▶ _Input data_:
---*---

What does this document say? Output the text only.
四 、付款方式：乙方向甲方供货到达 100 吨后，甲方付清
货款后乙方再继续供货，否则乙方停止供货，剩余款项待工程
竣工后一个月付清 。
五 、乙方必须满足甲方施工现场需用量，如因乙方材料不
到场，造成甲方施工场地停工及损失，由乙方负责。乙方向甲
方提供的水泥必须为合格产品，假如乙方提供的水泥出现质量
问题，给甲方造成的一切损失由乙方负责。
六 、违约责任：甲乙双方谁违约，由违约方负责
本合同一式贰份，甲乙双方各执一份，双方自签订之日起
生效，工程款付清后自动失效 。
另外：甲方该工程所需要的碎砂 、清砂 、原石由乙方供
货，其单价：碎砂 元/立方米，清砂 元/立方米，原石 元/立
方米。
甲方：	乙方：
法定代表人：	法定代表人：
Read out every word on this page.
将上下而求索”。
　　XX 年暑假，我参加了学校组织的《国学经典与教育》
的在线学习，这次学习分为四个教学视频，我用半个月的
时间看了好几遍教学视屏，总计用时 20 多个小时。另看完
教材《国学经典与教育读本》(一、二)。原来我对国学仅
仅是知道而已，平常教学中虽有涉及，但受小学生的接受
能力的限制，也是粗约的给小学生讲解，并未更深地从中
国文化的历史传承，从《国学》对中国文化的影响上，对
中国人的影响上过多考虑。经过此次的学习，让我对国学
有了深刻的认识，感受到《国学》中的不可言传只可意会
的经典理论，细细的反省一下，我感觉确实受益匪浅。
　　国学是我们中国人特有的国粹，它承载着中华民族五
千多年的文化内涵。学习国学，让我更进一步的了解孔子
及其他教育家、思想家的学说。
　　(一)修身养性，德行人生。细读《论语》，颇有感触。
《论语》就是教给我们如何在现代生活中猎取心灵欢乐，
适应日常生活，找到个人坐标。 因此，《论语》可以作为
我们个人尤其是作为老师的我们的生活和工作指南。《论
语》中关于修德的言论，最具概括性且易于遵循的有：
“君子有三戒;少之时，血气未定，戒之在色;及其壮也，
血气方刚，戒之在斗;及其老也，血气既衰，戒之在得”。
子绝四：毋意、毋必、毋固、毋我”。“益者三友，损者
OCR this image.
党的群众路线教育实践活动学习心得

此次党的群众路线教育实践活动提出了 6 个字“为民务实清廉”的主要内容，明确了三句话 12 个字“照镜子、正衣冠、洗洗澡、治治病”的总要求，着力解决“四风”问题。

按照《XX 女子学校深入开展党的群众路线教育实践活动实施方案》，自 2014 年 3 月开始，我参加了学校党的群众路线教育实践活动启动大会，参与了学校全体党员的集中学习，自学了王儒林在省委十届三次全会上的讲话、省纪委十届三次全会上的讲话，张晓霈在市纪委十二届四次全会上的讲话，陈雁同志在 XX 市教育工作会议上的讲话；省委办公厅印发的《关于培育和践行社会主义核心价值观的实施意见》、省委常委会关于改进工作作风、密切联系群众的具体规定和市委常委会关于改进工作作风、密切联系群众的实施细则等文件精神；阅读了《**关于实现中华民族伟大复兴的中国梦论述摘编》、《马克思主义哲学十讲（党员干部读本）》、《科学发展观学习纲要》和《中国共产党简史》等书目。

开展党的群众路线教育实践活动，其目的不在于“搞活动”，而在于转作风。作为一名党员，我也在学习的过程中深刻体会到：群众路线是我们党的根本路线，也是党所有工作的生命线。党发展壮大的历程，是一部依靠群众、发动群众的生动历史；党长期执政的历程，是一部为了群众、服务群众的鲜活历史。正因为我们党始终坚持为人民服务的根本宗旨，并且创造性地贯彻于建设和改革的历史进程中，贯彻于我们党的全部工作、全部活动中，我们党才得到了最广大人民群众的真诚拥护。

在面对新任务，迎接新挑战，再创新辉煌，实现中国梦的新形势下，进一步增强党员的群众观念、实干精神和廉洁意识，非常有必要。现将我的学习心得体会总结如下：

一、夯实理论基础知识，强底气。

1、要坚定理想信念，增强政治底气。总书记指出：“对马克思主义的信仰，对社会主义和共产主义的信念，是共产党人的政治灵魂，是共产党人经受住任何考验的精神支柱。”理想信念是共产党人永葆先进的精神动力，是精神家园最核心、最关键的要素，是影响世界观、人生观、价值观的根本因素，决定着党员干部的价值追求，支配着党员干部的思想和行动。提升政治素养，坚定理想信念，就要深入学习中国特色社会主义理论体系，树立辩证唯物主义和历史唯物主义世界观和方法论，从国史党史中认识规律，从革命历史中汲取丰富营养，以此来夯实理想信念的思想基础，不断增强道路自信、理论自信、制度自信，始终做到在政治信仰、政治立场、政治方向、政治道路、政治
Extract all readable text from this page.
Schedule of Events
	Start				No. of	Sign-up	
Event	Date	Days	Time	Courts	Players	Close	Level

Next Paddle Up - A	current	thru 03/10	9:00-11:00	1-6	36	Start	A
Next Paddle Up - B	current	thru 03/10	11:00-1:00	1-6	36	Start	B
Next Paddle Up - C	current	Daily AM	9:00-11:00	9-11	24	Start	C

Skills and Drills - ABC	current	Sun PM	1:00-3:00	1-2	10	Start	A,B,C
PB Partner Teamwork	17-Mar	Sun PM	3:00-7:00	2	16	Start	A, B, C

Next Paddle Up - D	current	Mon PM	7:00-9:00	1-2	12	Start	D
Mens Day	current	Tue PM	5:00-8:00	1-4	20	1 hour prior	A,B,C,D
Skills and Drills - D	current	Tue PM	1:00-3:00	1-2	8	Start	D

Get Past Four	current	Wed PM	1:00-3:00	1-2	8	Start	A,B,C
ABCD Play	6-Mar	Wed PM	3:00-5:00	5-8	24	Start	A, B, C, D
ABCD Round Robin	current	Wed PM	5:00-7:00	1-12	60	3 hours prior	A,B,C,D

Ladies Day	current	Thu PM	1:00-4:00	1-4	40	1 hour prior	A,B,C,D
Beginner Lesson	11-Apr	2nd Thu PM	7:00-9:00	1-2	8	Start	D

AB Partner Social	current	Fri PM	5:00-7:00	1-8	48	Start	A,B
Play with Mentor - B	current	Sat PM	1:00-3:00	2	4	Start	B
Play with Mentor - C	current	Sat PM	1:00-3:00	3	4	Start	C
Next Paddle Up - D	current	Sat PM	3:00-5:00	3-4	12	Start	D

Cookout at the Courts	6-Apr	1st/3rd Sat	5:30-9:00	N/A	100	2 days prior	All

---*---

▶ _What needs to be done_: Restate each record word for word.

▶ _Output of the exercise_:
What does this document say? Output the text only.
四 、付款方式：乙方向甲方供货到达 100 吨后，甲方付清
货款后乙方再继续供货，否则乙方停止供货，剩余款项待工程
竣工后一个月付清 。
五 、乙方必须满足甲方施工现场需用量，如因乙方材料不
到场，造成甲方施工场地停工及损失，由乙方负责。乙方向甲
方提供的水泥必须为合格产品，假如乙方提供的水泥出现质量
问题，给甲方造成的一切损失由乙方负责。
六 、违约责任：甲乙双方谁违约，由违约方负责
本合同一式贰份，甲乙双方各执一份，双方自签订之日起
生效，工程款付清后自动失效 。
另外：甲方该工程所需要的碎砂 、清砂 、原石由乙方供
货，其单价：碎砂 元/立方米，清砂 元/立方米，原石 元/立
方米。
甲方：	乙方：
法定代表人：	法定代表人：
Read out every word on this page.
将上下而求索”。
　　XX 年暑假，我参加了学校组织的《国学经典与教育》
的在线学习，这次学习分为四个教学视频，我用半个月的
时间看了好几遍教学视屏，总计用时 20 多个小时。另看完
教材《国学经典与教育读本》(一、二)。原来我对国学仅
仅是知道而已，平常教学中虽有涉及，但受小学生的接受
能力的限制，也是粗约的给小学生讲解，并未更深地从中
国文化的历史传承，从《国学》对中国文化的影响上，对
中国人的影响上过多考虑。经过此次的学习，让我对国学
有了深刻的认识，感受到《国学》中的不可言传只可意会
的经典理论，细细的反省一下，我感觉确实受益匪浅。
　　国学是我们中国人特有的国粹，它承载着中华民族五
千多年的文化内涵。学习国学，让我更进一步的了解孔子
及其他教育家、思想家的学说。
　　(一)修身养性，德行人生。细读《论语》，颇有感触。
《论语》就是教给我们如何在现代生活中猎取心灵欢乐，
适应日常生活，找到个人坐标。 因此，《论语》可以作为
我们个人尤其是作为老师的我们的生活和工作指南。《论
语》中关于修德的言论，最具概括性且易于遵循的有：
“君子有三戒;少之时，血气未定，戒之在色;及其壮也，
血气方刚，戒之在斗;及其老也，血气既衰，戒之在得”。
子绝四：毋意、毋必、毋固、毋我”。“益者三友，损者
OCR this image.
党的群众路线教育实践活动学习心得

此次党的群众路线教育实践活动提出了 6 个字“为民务实清廉”的主要内容，明确了三句话 12 个字“照镜子、正衣冠、洗洗澡、治治病”的总要求，着力解决“四风”问题。

按照《XX 女子学校深入开展党的群众路线教育实践活动实施方案》，自 2014 年 3 月开始，我参加了学校党的群众路线教育实践活动启动大会，参与了学校全体党员的集中学习，自学了王儒林在省委十届三次全会上的讲话、省纪委十届三次全会上的讲话，张晓霈在市纪委十二届四次全会上的讲话，陈雁同志在 XX 市教育工作会议上的讲话；省委办公厅印发的《关于培育和践行社会主义核心价值观的实施意见》、省委常委会关于改进工作作风、密切联系群众的具体规定和市委常委会关于改进工作作风、密切联系群众的实施细则等文件精神；阅读了《**关于实现中华民族伟大复兴的中国梦论述摘编》、《马克思主义哲学十讲（党员干部读本）》、《科学发展观学习纲要》和《中国共产党简史》等书目。

开展党的群众路线教育实践活动，其目的不在于“搞活动”，而在于转作风。作为一名党员，我也在学习的过程中深刻体会到：群众路线是我们党的根本路线，也是党所有工作的生命线。党发展壮大的历程，是一部依靠群众、发动群众的生动历史；党长期执政的历程，是一部为了群众、服务群众的鲜活历史。正因为我们党始终坚持为人民服务的根本宗旨，并且创造性地贯彻于建设和改革的历史进程中，贯彻于我们党的全部工作、全部活动中，我们党才得到了最广大人民群众的真诚拥护。

在面对新任务，迎接新挑战，再创新辉煌，实现中国梦的新形势下，进一步增强党员的群众观念、实干精神和廉洁意识，非常有必要。现将我的学习心得体会总结如下：

一、夯实理论基础知识，强底气。

1、要坚定理想信念，增强政治底气。总书记指出：“对马克思主义的信仰，对社会主义和共产主义的信念，是共产党人的政治灵魂，是共产党人经受住任何考验的精神支柱。”理想信念是共产党人永葆先进的精神动力，是精神家园最核心、最关键的要素，是影响世界观、人生观、价值观的根本因素，决定着党员干部的价值追求，支配着党员干部的思想和行动。提升政治素养，坚定理想信念，就要深入学习中国特色社会主义理论体系，树立辩证唯物主义和历史唯物主义世界观和方法论，从国史党史中认识规律，从革命历史中汲取丰富营养，以此来夯实理想信念的思想基础，不断增强道路自信、理论自信、制度自信，始终做到在政治信仰、政治立场、政治方向、政治道路、政治
Extract all readable text from this page.
Schedule of Events
	Start				No. of	Sign-up	
Event	Date	Days	Time	Courts	Players	Close	Level

Next Paddle Up - A	current	thru 03/10	9:00-11:00	1-6	36	Start	A
Next Paddle Up - B	current	thru 03/10	11:00-1:00	1-6	36	Start	B
Next Paddle Up - C	current	Daily AM	9:00-11:00	9-11	24	Start	C

Skills and Drills - ABC	current	Sun PM	1:00-3:00	1-2	10	Start	A,B,C
PB Partner Teamwork	17-Mar	Sun PM	3:00-7:00	2	16	Start	A, B, C

Next Paddle Up - D	current	Mon PM	7:00-9:00	1-2	12	Start	D
Mens Day	current	Tue PM	5:00-8:00	1-4	20	1 hour prior	A,B,C,D
Skills and Drills - D	current	Tue PM	1:00-3:00	1-2	8	Start	D

Get Past Four	current	Wed PM	1:00-3:00	1-2	8	Start	A,B,C
ABCD Play	6-Mar	Wed PM	3:00-5:00	5-8	24	Start	A, B, C, D
ABCD Round Robin	current	Wed PM	5:00-7:00	1-12	60	3 hours prior	A,B,C,D

Ladies Day	current	Thu PM	1:00-4:00	1-4	40	1 hour prior	A,B,C,D
Beginner Lesson	11-Apr	2nd Thu PM	7:00-9:00	1-2	8	Start	D

AB Partner Social	current	Fri PM	5:00-7:00	1-8	48	Start	A,B
Play with Mentor - B	current	Sat PM	1:00-3:00	2	4	Start	B
Play with Mentor - C	current	Sat PM	1:00-3:00	3	4	Start	C
Next Paddle Up - D	current	Sat PM	3:00-5:00	3-4	12	Start	D

Cookout at the Courts	6-Apr	1st/3rd Sat	5:30-9:00	N/A	100	2 days prior	All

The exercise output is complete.